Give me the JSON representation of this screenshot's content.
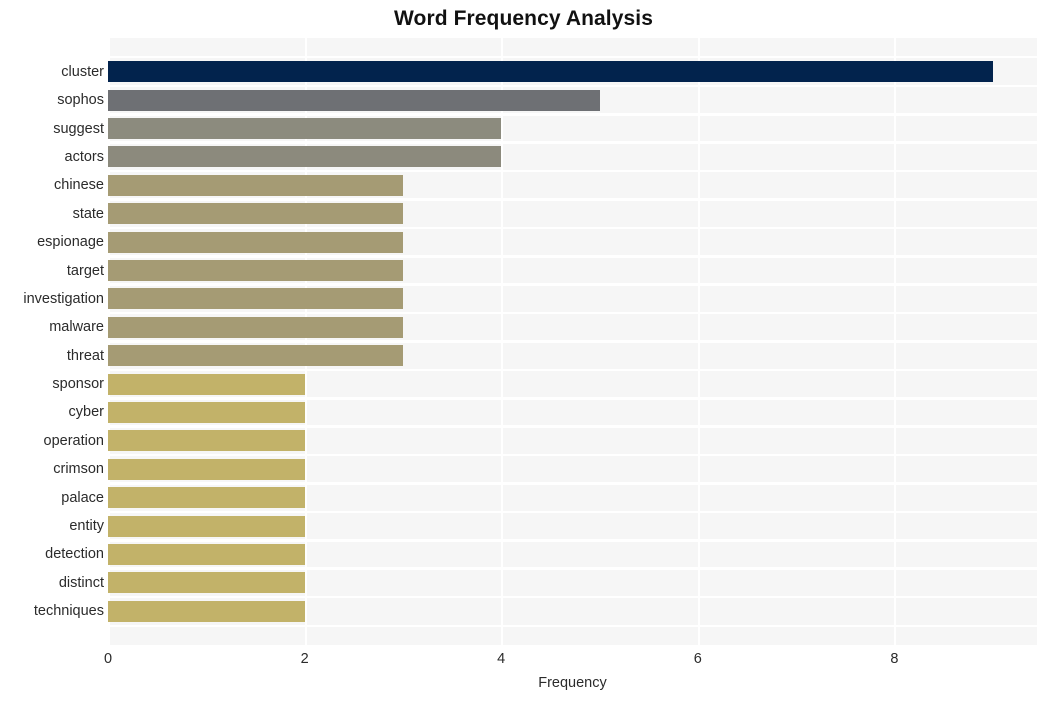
{
  "chart_data": {
    "type": "bar",
    "orientation": "horizontal",
    "title": "Word Frequency Analysis",
    "xlabel": "Frequency",
    "ylabel": "",
    "categories": [
      "cluster",
      "sophos",
      "suggest",
      "actors",
      "chinese",
      "state",
      "espionage",
      "target",
      "investigation",
      "malware",
      "threat",
      "sponsor",
      "cyber",
      "operation",
      "crimson",
      "palace",
      "entity",
      "detection",
      "distinct",
      "techniques"
    ],
    "values": [
      9,
      5,
      4,
      4,
      3,
      3,
      3,
      3,
      3,
      3,
      3,
      2,
      2,
      2,
      2,
      2,
      2,
      2,
      2,
      2
    ],
    "bar_colors": [
      "#02234d",
      "#6e7074",
      "#8c8b7e",
      "#8c8a7d",
      "#a59b74",
      "#a59b74",
      "#a59b74",
      "#a59b74",
      "#a59b74",
      "#a59b74",
      "#a59b74",
      "#c2b269",
      "#c2b269",
      "#c2b269",
      "#c2b269",
      "#c2b269",
      "#c2b269",
      "#c2b269",
      "#c2b269",
      "#c2b269"
    ],
    "xlim": [
      0,
      9.45
    ],
    "xticks": [
      0,
      2,
      4,
      6,
      8
    ],
    "xtick_labels": [
      "0",
      "2",
      "4",
      "6",
      "8"
    ],
    "grid": true,
    "grid_color": "#ffffff",
    "plot_background": "#f6f6f6",
    "figure_background": "#ffffff",
    "legend": null
  }
}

━━━

What to produce
From start to finish, output the listing exactly, but omit its pictures.

Result of the exercise
Give me the JSON representation of this screenshot's content.
{
  "chart_data": {
    "type": "bar",
    "orientation": "horizontal",
    "title": "Word Frequency Analysis",
    "xlabel": "Frequency",
    "ylabel": "",
    "categories": [
      "cluster",
      "sophos",
      "suggest",
      "actors",
      "chinese",
      "state",
      "espionage",
      "target",
      "investigation",
      "malware",
      "threat",
      "sponsor",
      "cyber",
      "operation",
      "crimson",
      "palace",
      "entity",
      "detection",
      "distinct",
      "techniques"
    ],
    "values": [
      9,
      5,
      4,
      4,
      3,
      3,
      3,
      3,
      3,
      3,
      3,
      2,
      2,
      2,
      2,
      2,
      2,
      2,
      2,
      2
    ],
    "bar_colors": [
      "#02234d",
      "#6e7074",
      "#8c8b7e",
      "#8c8a7d",
      "#a59b74",
      "#a59b74",
      "#a59b74",
      "#a59b74",
      "#a59b74",
      "#a59b74",
      "#a59b74",
      "#c2b269",
      "#c2b269",
      "#c2b269",
      "#c2b269",
      "#c2b269",
      "#c2b269",
      "#c2b269",
      "#c2b269",
      "#c2b269"
    ],
    "xlim": [
      0,
      9.45
    ],
    "xticks": [
      0,
      2,
      4,
      6,
      8
    ],
    "xtick_labels": [
      "0",
      "2",
      "4",
      "6",
      "8"
    ],
    "grid": true,
    "grid_color": "#ffffff",
    "plot_background": "#f6f6f6",
    "figure_background": "#ffffff",
    "legend": null
  }
}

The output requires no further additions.